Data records
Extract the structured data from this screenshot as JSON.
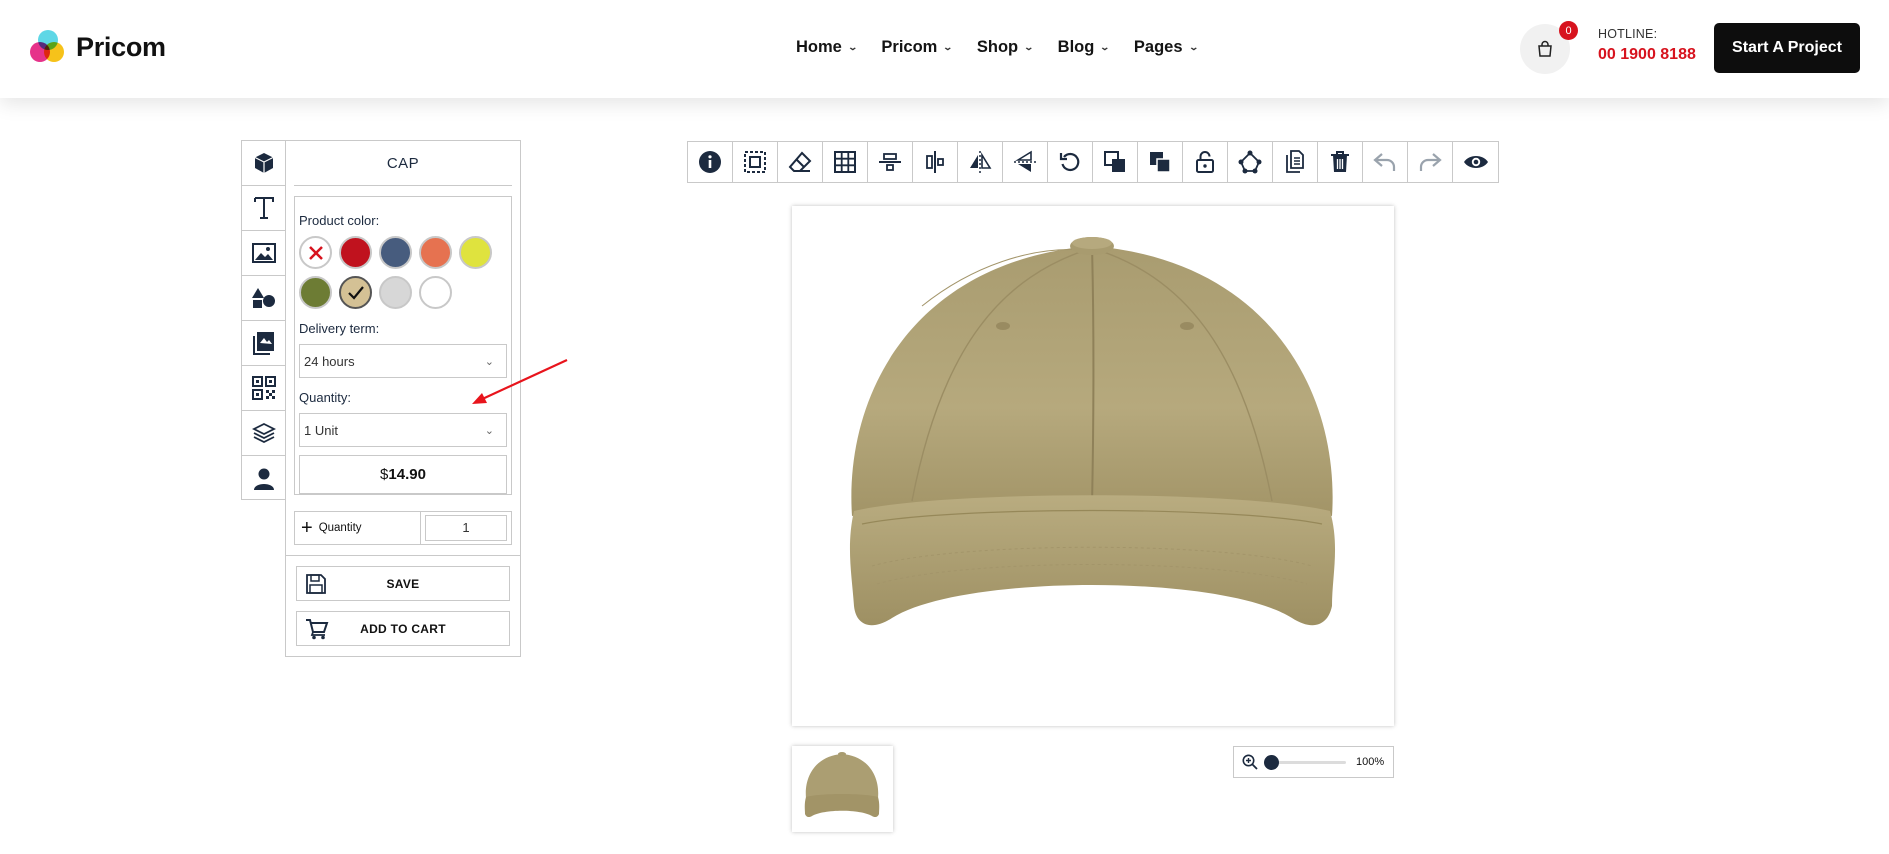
{
  "brand": {
    "name": "Pricom"
  },
  "nav": {
    "items": [
      {
        "label": "Home"
      },
      {
        "label": "Pricom"
      },
      {
        "label": "Shop"
      },
      {
        "label": "Blog"
      },
      {
        "label": "Pages"
      }
    ]
  },
  "cart": {
    "count": "0",
    "icon": "shopping-bag-icon"
  },
  "hotline": {
    "label": "HOTLINE:",
    "number": "00 1900 8188"
  },
  "cta": {
    "label": "Start A Project"
  },
  "colors": {
    "accent_red": "#d7131e",
    "dark": "#1c2a3f",
    "cap": "#b5a87c"
  },
  "side_tabs": [
    "product-icon",
    "text-icon",
    "image-icon",
    "shapes-icon",
    "templates-icon",
    "qr-code-icon",
    "layers-icon",
    "user-icon"
  ],
  "panel": {
    "title": "CAP",
    "product_color_label": "Product color:",
    "swatches": [
      {
        "name": "none",
        "color": "#ffffff"
      },
      {
        "name": "red",
        "color": "#c0121e"
      },
      {
        "name": "slate-blue",
        "color": "#475c7e"
      },
      {
        "name": "orange",
        "color": "#e67250"
      },
      {
        "name": "lime",
        "color": "#dfe33e"
      },
      {
        "name": "olive",
        "color": "#6d7c34"
      },
      {
        "name": "tan",
        "color": "#d4c195",
        "selected": true
      },
      {
        "name": "light-gray",
        "color": "#d7d7d7"
      },
      {
        "name": "white",
        "color": "#ffffff"
      }
    ],
    "delivery_label": "Delivery term:",
    "delivery_value": "24 hours",
    "quantity_label": "Quantity:",
    "quantity_value": "1 Unit",
    "price_symbol": "$",
    "price_value": "14.90",
    "qty_row_label": "Quantity",
    "qty_row_value": "1",
    "save_label": "SAVE",
    "add_to_cart_label": "ADD TO CART"
  },
  "toolbar": [
    "info-icon",
    "select-icon",
    "eraser-icon",
    "grid-icon",
    "align-center-horizontal-icon",
    "align-center-vertical-icon",
    "flip-horizontal-icon",
    "flip-vertical-icon",
    "rotate-icon",
    "bring-forward-icon",
    "send-backward-icon",
    "lock-icon",
    "group-icon",
    "duplicate-icon",
    "delete-icon",
    "undo-icon",
    "redo-icon",
    "preview-icon"
  ],
  "zoom": {
    "value": "100%",
    "level": 0.0
  }
}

> _CHALLENGE_
Extract all the data above exactly, excluding every picture.

> _FULL ANSWER_
Extract the structured data from this screenshot as JSON.
{
  "brand": {
    "name": "Pricom"
  },
  "nav": {
    "items": [
      {
        "label": "Home"
      },
      {
        "label": "Pricom"
      },
      {
        "label": "Shop"
      },
      {
        "label": "Blog"
      },
      {
        "label": "Pages"
      }
    ]
  },
  "cart": {
    "count": "0",
    "icon": "shopping-bag-icon"
  },
  "hotline": {
    "label": "HOTLINE:",
    "number": "00 1900 8188"
  },
  "cta": {
    "label": "Start A Project"
  },
  "colors": {
    "accent_red": "#d7131e",
    "dark": "#1c2a3f",
    "cap": "#b5a87c"
  },
  "side_tabs": [
    "product-icon",
    "text-icon",
    "image-icon",
    "shapes-icon",
    "templates-icon",
    "qr-code-icon",
    "layers-icon",
    "user-icon"
  ],
  "panel": {
    "title": "CAP",
    "product_color_label": "Product color:",
    "swatches": [
      {
        "name": "none",
        "color": "#ffffff"
      },
      {
        "name": "red",
        "color": "#c0121e"
      },
      {
        "name": "slate-blue",
        "color": "#475c7e"
      },
      {
        "name": "orange",
        "color": "#e67250"
      },
      {
        "name": "lime",
        "color": "#dfe33e"
      },
      {
        "name": "olive",
        "color": "#6d7c34"
      },
      {
        "name": "tan",
        "color": "#d4c195",
        "selected": true
      },
      {
        "name": "light-gray",
        "color": "#d7d7d7"
      },
      {
        "name": "white",
        "color": "#ffffff"
      }
    ],
    "delivery_label": "Delivery term:",
    "delivery_value": "24 hours",
    "quantity_label": "Quantity:",
    "quantity_value": "1 Unit",
    "price_symbol": "$",
    "price_value": "14.90",
    "qty_row_label": "Quantity",
    "qty_row_value": "1",
    "save_label": "SAVE",
    "add_to_cart_label": "ADD TO CART"
  },
  "toolbar": [
    "info-icon",
    "select-icon",
    "eraser-icon",
    "grid-icon",
    "align-center-horizontal-icon",
    "align-center-vertical-icon",
    "flip-horizontal-icon",
    "flip-vertical-icon",
    "rotate-icon",
    "bring-forward-icon",
    "send-backward-icon",
    "lock-icon",
    "group-icon",
    "duplicate-icon",
    "delete-icon",
    "undo-icon",
    "redo-icon",
    "preview-icon"
  ],
  "zoom": {
    "value": "100%",
    "level": 0.0
  }
}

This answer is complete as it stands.